Short exercise: Repeat the material below exactly, with no pictures.

[start Records to process]

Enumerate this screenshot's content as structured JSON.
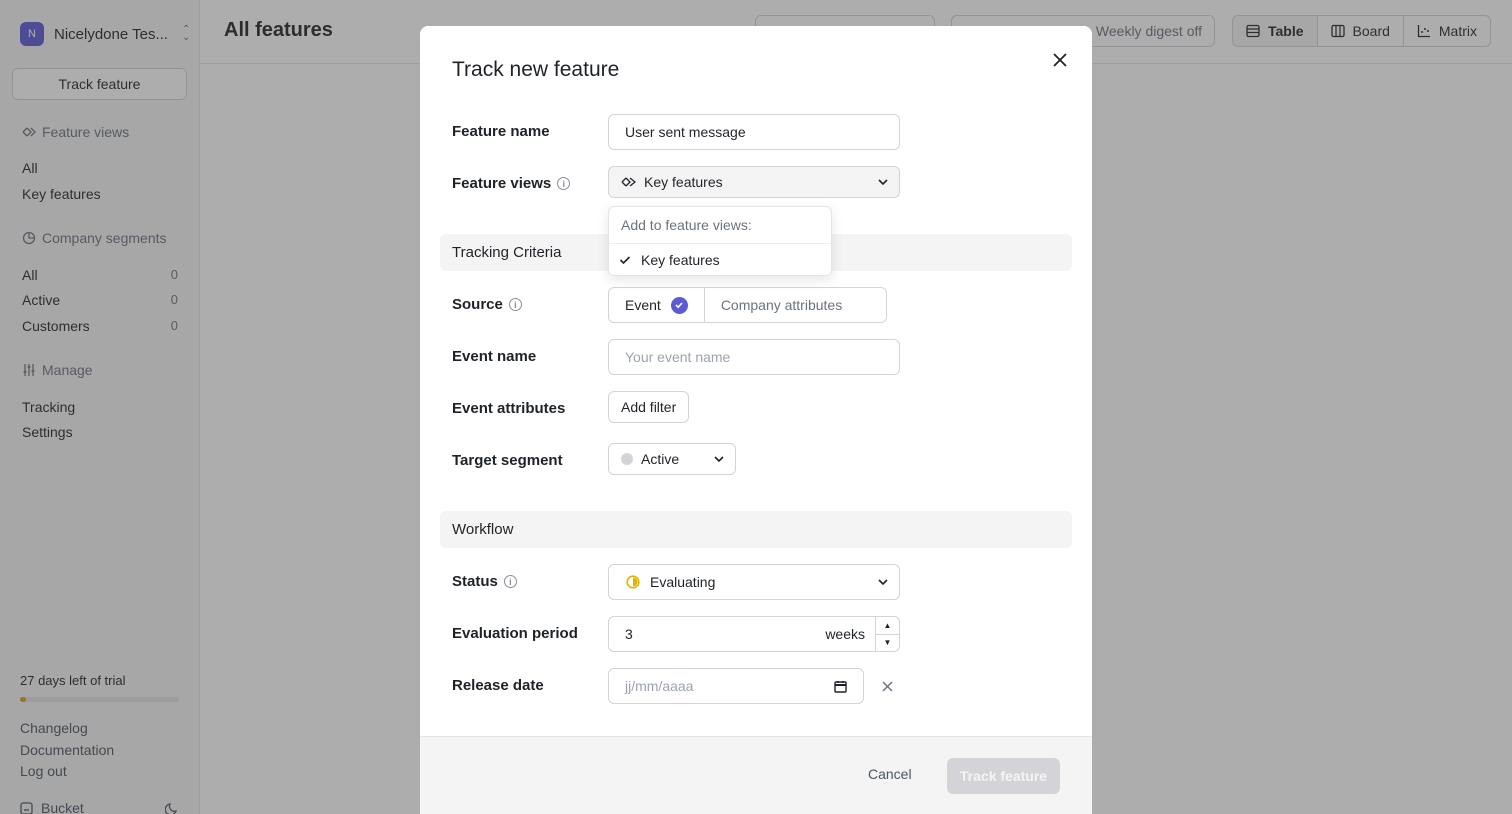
{
  "sidebar": {
    "org_initial": "N",
    "org_name": "Nicelydone Tes...",
    "track_button": "Track feature",
    "feature_views_title": "Feature views",
    "feature_views": [
      {
        "label": "All"
      },
      {
        "label": "Key features"
      }
    ],
    "company_segments_title": "Company segments",
    "segments": [
      {
        "label": "All",
        "count": "0"
      },
      {
        "label": "Active",
        "count": "0"
      },
      {
        "label": "Customers",
        "count": "0"
      }
    ],
    "manage_title": "Manage",
    "manage_items": [
      {
        "label": "Tracking"
      },
      {
        "label": "Settings"
      }
    ],
    "trial_text": "27 days left of trial",
    "trial_progress": 0.04,
    "links": [
      {
        "label": "Changelog"
      },
      {
        "label": "Documentation"
      },
      {
        "label": "Log out"
      }
    ],
    "bucket_label": "Bucket"
  },
  "topbar": {
    "title": "All features",
    "weekly_digest": "Weekly digest off",
    "views": [
      {
        "label": "Table",
        "icon": "table-icon",
        "active": true
      },
      {
        "label": "Board",
        "icon": "board-icon",
        "active": false
      },
      {
        "label": "Matrix",
        "icon": "matrix-icon",
        "active": false
      }
    ]
  },
  "modal": {
    "title": "Track new feature",
    "feature_name": {
      "label": "Feature name",
      "value": "User sent message"
    },
    "feature_views": {
      "label": "Feature views",
      "value": "Key features"
    },
    "dropdown": {
      "header": "Add to feature views:",
      "items": [
        {
          "label": "Key features",
          "checked": true
        }
      ]
    },
    "tracking_criteria": "Tracking Criteria",
    "source": {
      "label": "Source",
      "options": [
        "Event",
        "Company attributes"
      ],
      "selected": "Event"
    },
    "event_name": {
      "label": "Event name",
      "placeholder": "Your event name"
    },
    "event_attributes": {
      "label": "Event attributes",
      "button": "Add filter"
    },
    "target_segment": {
      "label": "Target segment",
      "value": "Active"
    },
    "workflow": "Workflow",
    "status": {
      "label": "Status",
      "value": "Evaluating"
    },
    "evaluation_period": {
      "label": "Evaluation period",
      "value": "3",
      "unit": "weeks"
    },
    "release_date": {
      "label": "Release date",
      "placeholder": "jj/mm/aaaa"
    },
    "cancel": "Cancel",
    "submit": "Track feature"
  },
  "colors": {
    "accent": "#5b5bd6",
    "status_evaluating": "#e0b100",
    "trial_progress": "#d4a017"
  }
}
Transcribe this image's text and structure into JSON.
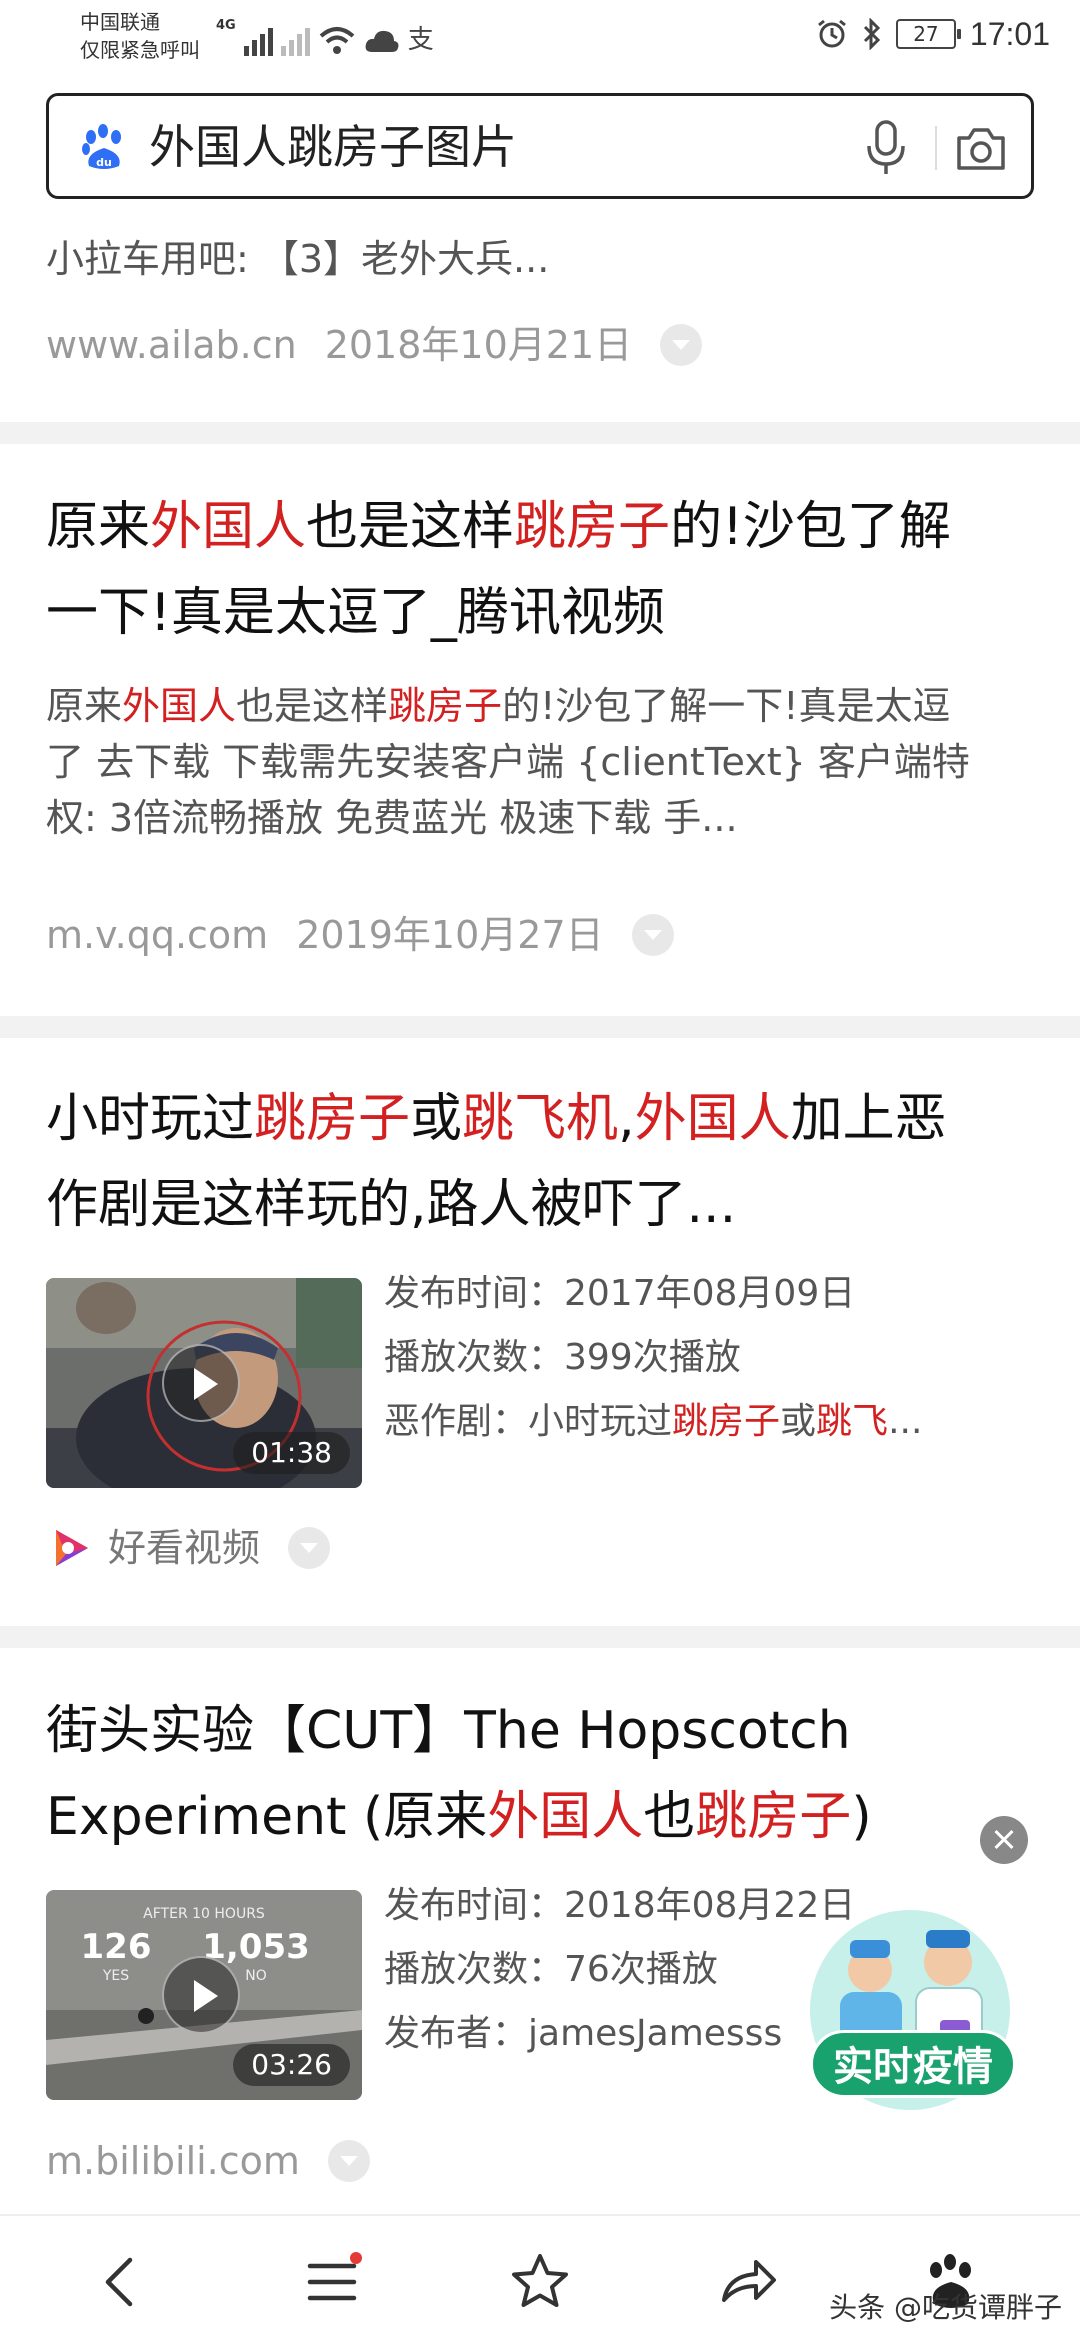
{
  "status_bar": {
    "carrier_line1": "中国联通",
    "carrier_line2": "仅限紧急呼叫",
    "network": "4G",
    "alipay_glyph": "支",
    "battery": "27",
    "time": "17:01"
  },
  "search": {
    "query": "外国人跳房子图片"
  },
  "partial_result": {
    "snippet": "小拉车用吧: 【3】老外大兵...",
    "site": "www.ailab.cn",
    "date": "2018年10月21日"
  },
  "result1": {
    "title_parts": [
      "原来",
      "外国人",
      "也是这样",
      "跳房子",
      "的!沙包了解",
      "一下!真是太逗了_腾讯视频"
    ],
    "desc_parts": [
      "原来",
      "外国人",
      "也是这样",
      "跳房子",
      "的!沙包了解一下!真是太逗",
      "了 去下载 下载需先安装客户端 {clientText} 客户端特",
      "权: 3倍流畅播放 免费蓝光 极速下载 手..."
    ],
    "site": "m.v.qq.com",
    "date": "2019年10月27日"
  },
  "result2": {
    "title_parts": [
      "小时玩过",
      "跳房子",
      "或",
      "跳飞机",
      ",",
      "外国人",
      "加上恶",
      "作剧是这样玩的,路人被吓了..."
    ],
    "duration": "01:38",
    "meta_publish": "发布时间：2017年08月09日",
    "meta_plays": "播放次数：399次播放",
    "meta_desc_parts": [
      "恶作剧：小时玩过",
      "跳房子",
      "或",
      "跳飞",
      "..."
    ],
    "source": "好看视频"
  },
  "result3": {
    "title_parts": [
      "街头实验【CUT】The Hopscotch",
      "Experiment (原来",
      "外国人",
      "也",
      "跳房子",
      ")"
    ],
    "duration": "03:26",
    "thumb_text_top": "AFTER 10 HOURS",
    "thumb_text_left": "126",
    "thumb_text_right": "1,053",
    "thumb_text_yes": "YES",
    "thumb_text_no": "NO",
    "meta_publish": "发布时间：2018年08月22日",
    "meta_plays": "播放次数：76次播放",
    "meta_author": "发布者：jamesJamesss",
    "site": "m.bilibili.com"
  },
  "epidemic_badge": {
    "label": "实时疫情"
  },
  "watermark": "头条 @吃货谭胖子",
  "colors": {
    "highlight": "#d32020",
    "badge": "#1aa26e",
    "baidu_blue": "#2f6ff5"
  }
}
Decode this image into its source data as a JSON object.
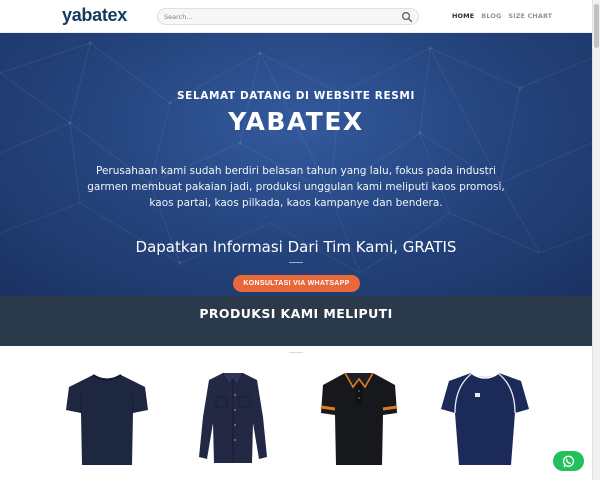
{
  "header": {
    "logo": "yabatex",
    "search_placeholder": "Search...",
    "nav": [
      {
        "label": "HOME",
        "active": true
      },
      {
        "label": "BLOG",
        "active": false
      },
      {
        "label": "SIZE CHART",
        "active": false
      }
    ]
  },
  "hero": {
    "subtitle": "SELAMAT DATANG DI WEBSITE RESMI",
    "title": "YABATEX",
    "description": "Perusahaan kami sudah berdiri belasan tahun yang lalu, fokus pada industri garmen membuat pakaian jadi, produksi unggulan kami meliputi kaos promosi, kaos partai, kaos pilkada, kaos kampanye dan bendera.",
    "info": "Dapatkan Informasi Dari Tim Kami, GRATIS",
    "cta_label": "KONSULTASI VIA WHATSAPP"
  },
  "section": {
    "title": "PRODUKSI KAMI MELIPUTI"
  },
  "products": [
    {
      "icon": "navy-tshirt-icon"
    },
    {
      "icon": "navy-long-sleeve-shirt-icon"
    },
    {
      "icon": "black-polo-shirt-orange-trim-icon"
    },
    {
      "icon": "navy-jersey-icon"
    }
  ],
  "colors": {
    "brand": "#143b5e",
    "hero_bg": "#264680",
    "accent": "#e8683a",
    "band_bg": "#2b3a4b",
    "whatsapp": "#22c15e"
  },
  "floating": {
    "icon": "whatsapp-icon"
  }
}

[end Records to process]

Complete response:
Enumerate this screenshot's content as structured JSON.
{
  "sidebar": {
    "org_initial": "N",
    "org_name": "Nicelydone Tes...",
    "track_button": "Track feature",
    "feature_views_title": "Feature views",
    "feature_views": [
      {
        "label": "All"
      },
      {
        "label": "Key features"
      }
    ],
    "company_segments_title": "Company segments",
    "segments": [
      {
        "label": "All",
        "count": "0"
      },
      {
        "label": "Active",
        "count": "0"
      },
      {
        "label": "Customers",
        "count": "0"
      }
    ],
    "manage_title": "Manage",
    "manage_items": [
      {
        "label": "Tracking"
      },
      {
        "label": "Settings"
      }
    ],
    "trial_text": "27 days left of trial",
    "trial_progress": 0.04,
    "links": [
      {
        "label": "Changelog"
      },
      {
        "label": "Documentation"
      },
      {
        "label": "Log out"
      }
    ],
    "bucket_label": "Bucket"
  },
  "topbar": {
    "title": "All features",
    "weekly_digest": "Weekly digest off",
    "views": [
      {
        "label": "Table",
        "icon": "table-icon",
        "active": true
      },
      {
        "label": "Board",
        "icon": "board-icon",
        "active": false
      },
      {
        "label": "Matrix",
        "icon": "matrix-icon",
        "active": false
      }
    ]
  },
  "modal": {
    "title": "Track new feature",
    "feature_name": {
      "label": "Feature name",
      "value": "User sent message"
    },
    "feature_views": {
      "label": "Feature views",
      "value": "Key features"
    },
    "dropdown": {
      "header": "Add to feature views:",
      "items": [
        {
          "label": "Key features",
          "checked": true
        }
      ]
    },
    "tracking_criteria": "Tracking Criteria",
    "source": {
      "label": "Source",
      "options": [
        "Event",
        "Company attributes"
      ],
      "selected": "Event"
    },
    "event_name": {
      "label": "Event name",
      "placeholder": "Your event name"
    },
    "event_attributes": {
      "label": "Event attributes",
      "button": "Add filter"
    },
    "target_segment": {
      "label": "Target segment",
      "value": "Active"
    },
    "workflow": "Workflow",
    "status": {
      "label": "Status",
      "value": "Evaluating"
    },
    "evaluation_period": {
      "label": "Evaluation period",
      "value": "3",
      "unit": "weeks"
    },
    "release_date": {
      "label": "Release date",
      "placeholder": "jj/mm/aaaa"
    },
    "cancel": "Cancel",
    "submit": "Track feature"
  },
  "colors": {
    "accent": "#5b5bd6",
    "status_evaluating": "#e0b100",
    "trial_progress": "#d4a017"
  }
}
Transcribe this image's text and structure into JSON.
{
  "status_bar": {
    "carrier_line1": "中国联通",
    "carrier_line2": "仅限紧急呼叫",
    "network": "4G",
    "alipay_glyph": "支",
    "battery": "27",
    "time": "17:01"
  },
  "search": {
    "query": "外国人跳房子图片"
  },
  "partial_result": {
    "snippet": "小拉车用吧: 【3】老外大兵...",
    "site": "www.ailab.cn",
    "date": "2018年10月21日"
  },
  "result1": {
    "title_parts": [
      "原来",
      "外国人",
      "也是这样",
      "跳房子",
      "的!沙包了解",
      "一下!真是太逗了_腾讯视频"
    ],
    "desc_parts": [
      "原来",
      "外国人",
      "也是这样",
      "跳房子",
      "的!沙包了解一下!真是太逗",
      "了 去下载 下载需先安装客户端 {clientText} 客户端特",
      "权: 3倍流畅播放 免费蓝光 极速下载 手..."
    ],
    "site": "m.v.qq.com",
    "date": "2019年10月27日"
  },
  "result2": {
    "title_parts": [
      "小时玩过",
      "跳房子",
      "或",
      "跳飞机",
      ",",
      "外国人",
      "加上恶",
      "作剧是这样玩的,路人被吓了..."
    ],
    "duration": "01:38",
    "meta_publish": "发布时间：2017年08月09日",
    "meta_plays": "播放次数：399次播放",
    "meta_desc_parts": [
      "恶作剧：小时玩过",
      "跳房子",
      "或",
      "跳飞",
      "..."
    ],
    "source": "好看视频"
  },
  "result3": {
    "title_parts": [
      "街头实验【CUT】The Hopscotch",
      "Experiment (原来",
      "外国人",
      "也",
      "跳房子",
      ")"
    ],
    "duration": "03:26",
    "thumb_text_top": "AFTER 10 HOURS",
    "thumb_text_left": "126",
    "thumb_text_right": "1,053",
    "thumb_text_yes": "YES",
    "thumb_text_no": "NO",
    "meta_publish": "发布时间：2018年08月22日",
    "meta_plays": "播放次数：76次播放",
    "meta_author": "发布者：jamesJamesss",
    "site": "m.bilibili.com"
  },
  "epidemic_badge": {
    "label": "实时疫情"
  },
  "watermark": "头条 @吃货谭胖子",
  "colors": {
    "highlight": "#d32020",
    "badge": "#1aa26e",
    "baidu_blue": "#2f6ff5"
  }
}
Decode this image into its source data as a JSON object.
{
  "header": {
    "logo": "yabatex",
    "search_placeholder": "Search...",
    "nav": [
      {
        "label": "HOME",
        "active": true
      },
      {
        "label": "BLOG",
        "active": false
      },
      {
        "label": "SIZE CHART",
        "active": false
      }
    ]
  },
  "hero": {
    "subtitle": "SELAMAT DATANG DI WEBSITE RESMI",
    "title": "YABATEX",
    "description": "Perusahaan kami sudah berdiri belasan tahun yang lalu, fokus pada industri garmen membuat pakaian jadi, produksi unggulan kami meliputi kaos promosi, kaos partai, kaos pilkada, kaos kampanye dan bendera.",
    "info": "Dapatkan Informasi Dari Tim Kami, GRATIS",
    "cta_label": "KONSULTASI VIA WHATSAPP"
  },
  "section": {
    "title": "PRODUKSI KAMI MELIPUTI"
  },
  "products": [
    {
      "icon": "navy-tshirt-icon"
    },
    {
      "icon": "navy-long-sleeve-shirt-icon"
    },
    {
      "icon": "black-polo-shirt-orange-trim-icon"
    },
    {
      "icon": "navy-jersey-icon"
    }
  ],
  "colors": {
    "brand": "#143b5e",
    "hero_bg": "#264680",
    "accent": "#e8683a",
    "band_bg": "#2b3a4b",
    "whatsapp": "#22c15e"
  },
  "floating": {
    "icon": "whatsapp-icon"
  }
}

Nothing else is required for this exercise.